=== Provided material ===

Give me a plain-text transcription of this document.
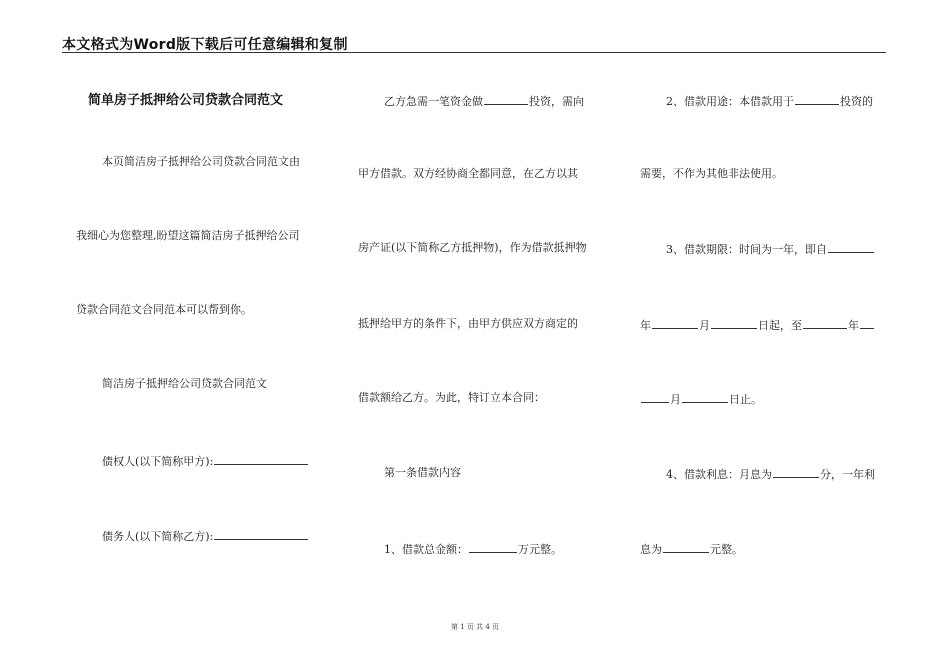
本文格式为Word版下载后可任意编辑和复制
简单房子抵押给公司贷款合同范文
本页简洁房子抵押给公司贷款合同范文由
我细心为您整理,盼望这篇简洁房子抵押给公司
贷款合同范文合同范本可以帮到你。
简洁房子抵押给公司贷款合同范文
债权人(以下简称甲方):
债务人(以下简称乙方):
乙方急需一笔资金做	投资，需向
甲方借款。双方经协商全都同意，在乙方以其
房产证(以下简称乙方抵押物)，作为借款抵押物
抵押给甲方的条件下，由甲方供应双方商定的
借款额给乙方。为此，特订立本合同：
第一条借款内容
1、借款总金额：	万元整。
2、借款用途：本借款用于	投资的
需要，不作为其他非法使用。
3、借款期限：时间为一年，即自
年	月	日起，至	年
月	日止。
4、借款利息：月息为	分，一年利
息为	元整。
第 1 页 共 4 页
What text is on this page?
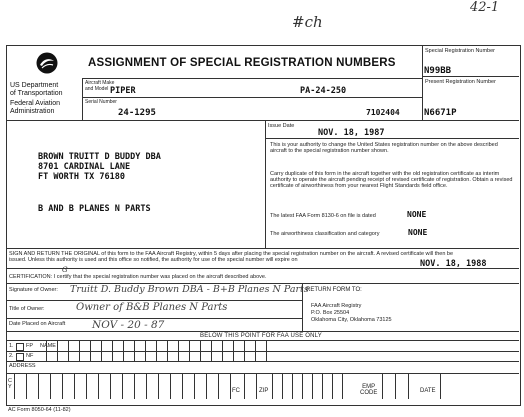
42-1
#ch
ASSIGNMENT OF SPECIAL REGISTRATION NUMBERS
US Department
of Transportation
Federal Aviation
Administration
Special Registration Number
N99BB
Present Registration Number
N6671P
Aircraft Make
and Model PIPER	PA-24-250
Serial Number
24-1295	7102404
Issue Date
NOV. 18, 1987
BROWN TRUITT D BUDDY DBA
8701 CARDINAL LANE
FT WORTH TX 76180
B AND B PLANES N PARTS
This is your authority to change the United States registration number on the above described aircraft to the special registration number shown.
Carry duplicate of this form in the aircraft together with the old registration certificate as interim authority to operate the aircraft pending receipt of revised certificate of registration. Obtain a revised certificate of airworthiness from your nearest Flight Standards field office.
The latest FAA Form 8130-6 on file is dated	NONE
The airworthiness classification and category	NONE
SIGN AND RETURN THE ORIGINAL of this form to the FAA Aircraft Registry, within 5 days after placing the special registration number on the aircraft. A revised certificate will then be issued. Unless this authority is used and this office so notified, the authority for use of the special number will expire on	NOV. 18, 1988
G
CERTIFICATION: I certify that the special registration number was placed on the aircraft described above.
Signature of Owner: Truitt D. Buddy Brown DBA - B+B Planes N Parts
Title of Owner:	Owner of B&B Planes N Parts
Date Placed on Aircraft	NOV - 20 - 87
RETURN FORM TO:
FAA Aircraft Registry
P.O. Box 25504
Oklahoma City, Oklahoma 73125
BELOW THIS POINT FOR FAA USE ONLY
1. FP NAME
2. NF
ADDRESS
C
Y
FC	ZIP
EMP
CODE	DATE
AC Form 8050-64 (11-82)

===
=== Provided material ===

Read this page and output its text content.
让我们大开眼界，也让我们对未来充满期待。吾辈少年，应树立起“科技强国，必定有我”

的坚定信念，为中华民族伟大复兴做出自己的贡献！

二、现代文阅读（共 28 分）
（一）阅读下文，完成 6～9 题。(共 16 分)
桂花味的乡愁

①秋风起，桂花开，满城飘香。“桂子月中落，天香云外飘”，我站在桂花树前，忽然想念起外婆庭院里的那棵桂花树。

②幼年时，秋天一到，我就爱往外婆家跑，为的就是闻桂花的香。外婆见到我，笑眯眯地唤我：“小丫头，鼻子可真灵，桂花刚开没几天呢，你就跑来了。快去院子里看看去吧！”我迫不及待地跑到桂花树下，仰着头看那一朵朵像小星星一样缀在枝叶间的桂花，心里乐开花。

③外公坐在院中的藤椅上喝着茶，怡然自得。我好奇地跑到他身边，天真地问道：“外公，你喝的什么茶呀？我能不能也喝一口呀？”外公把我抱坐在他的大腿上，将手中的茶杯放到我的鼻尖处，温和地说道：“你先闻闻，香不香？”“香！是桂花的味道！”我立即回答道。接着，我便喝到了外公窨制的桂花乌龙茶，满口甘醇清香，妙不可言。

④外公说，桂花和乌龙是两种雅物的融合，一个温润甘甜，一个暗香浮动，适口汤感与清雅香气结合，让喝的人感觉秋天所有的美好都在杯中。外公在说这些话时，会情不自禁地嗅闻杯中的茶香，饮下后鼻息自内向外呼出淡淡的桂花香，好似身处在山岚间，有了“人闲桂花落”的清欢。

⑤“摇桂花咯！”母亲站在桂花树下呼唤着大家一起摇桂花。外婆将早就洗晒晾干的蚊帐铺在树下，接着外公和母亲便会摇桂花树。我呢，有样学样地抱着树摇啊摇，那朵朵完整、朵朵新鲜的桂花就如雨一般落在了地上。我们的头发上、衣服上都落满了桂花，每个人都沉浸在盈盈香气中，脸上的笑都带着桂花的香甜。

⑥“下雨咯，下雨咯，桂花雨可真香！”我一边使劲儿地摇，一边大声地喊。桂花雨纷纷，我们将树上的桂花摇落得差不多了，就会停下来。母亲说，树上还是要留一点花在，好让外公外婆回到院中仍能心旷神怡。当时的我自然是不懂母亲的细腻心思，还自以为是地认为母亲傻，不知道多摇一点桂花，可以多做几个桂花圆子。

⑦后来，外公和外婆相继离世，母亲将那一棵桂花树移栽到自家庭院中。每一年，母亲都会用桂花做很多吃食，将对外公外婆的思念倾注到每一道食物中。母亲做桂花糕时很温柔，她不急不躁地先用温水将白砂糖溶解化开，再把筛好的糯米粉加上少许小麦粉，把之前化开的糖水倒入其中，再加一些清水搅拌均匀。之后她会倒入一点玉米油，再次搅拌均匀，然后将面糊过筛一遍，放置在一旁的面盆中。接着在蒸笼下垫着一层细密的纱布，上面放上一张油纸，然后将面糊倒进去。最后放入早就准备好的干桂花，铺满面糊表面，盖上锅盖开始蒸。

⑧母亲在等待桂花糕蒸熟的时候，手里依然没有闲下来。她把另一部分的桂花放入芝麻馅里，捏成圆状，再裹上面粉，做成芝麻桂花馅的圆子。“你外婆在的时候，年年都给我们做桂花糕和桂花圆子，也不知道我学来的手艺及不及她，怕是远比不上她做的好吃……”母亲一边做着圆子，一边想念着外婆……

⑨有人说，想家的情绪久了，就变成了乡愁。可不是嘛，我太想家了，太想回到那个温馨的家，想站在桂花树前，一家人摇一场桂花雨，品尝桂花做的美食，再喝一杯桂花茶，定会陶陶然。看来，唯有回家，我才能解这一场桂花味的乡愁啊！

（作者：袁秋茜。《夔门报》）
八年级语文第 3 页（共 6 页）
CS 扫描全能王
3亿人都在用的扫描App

===
=== Provided material ===

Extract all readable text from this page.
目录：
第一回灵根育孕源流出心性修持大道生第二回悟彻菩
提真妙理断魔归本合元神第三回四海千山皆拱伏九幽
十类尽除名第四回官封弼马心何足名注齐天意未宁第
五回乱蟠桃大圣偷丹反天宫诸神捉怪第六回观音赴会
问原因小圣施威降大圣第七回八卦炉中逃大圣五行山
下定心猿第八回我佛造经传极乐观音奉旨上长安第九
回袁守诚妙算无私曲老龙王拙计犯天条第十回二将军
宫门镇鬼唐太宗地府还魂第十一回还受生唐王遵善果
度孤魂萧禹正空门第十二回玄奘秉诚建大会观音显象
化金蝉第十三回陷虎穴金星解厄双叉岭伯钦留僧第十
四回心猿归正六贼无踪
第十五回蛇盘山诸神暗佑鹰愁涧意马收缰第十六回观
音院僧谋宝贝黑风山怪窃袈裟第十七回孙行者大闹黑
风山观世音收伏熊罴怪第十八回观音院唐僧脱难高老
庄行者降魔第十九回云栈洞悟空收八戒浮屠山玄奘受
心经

===

## Exercise directions
Lines holding the word "office" in the entries above are the ones to pull out. Copy them all.

## Task response
Carry duplicate of this form in the aircraft together with the old registration certificate as interim authority to operate the aircraft pending receipt of revised certificate of registration. Obtain a revised certificate of airworthiness from your nearest Flight Standards field office.
SIGN AND RETURN THE ORIGINAL of this form to the FAA Aircraft Registry, within 5 days after placing the special registration number on the aircraft. A revised certificate will then be issued. Unless this authority is used and this office so notified, the authority for use of the special number will expire on	NOV. 18, 1988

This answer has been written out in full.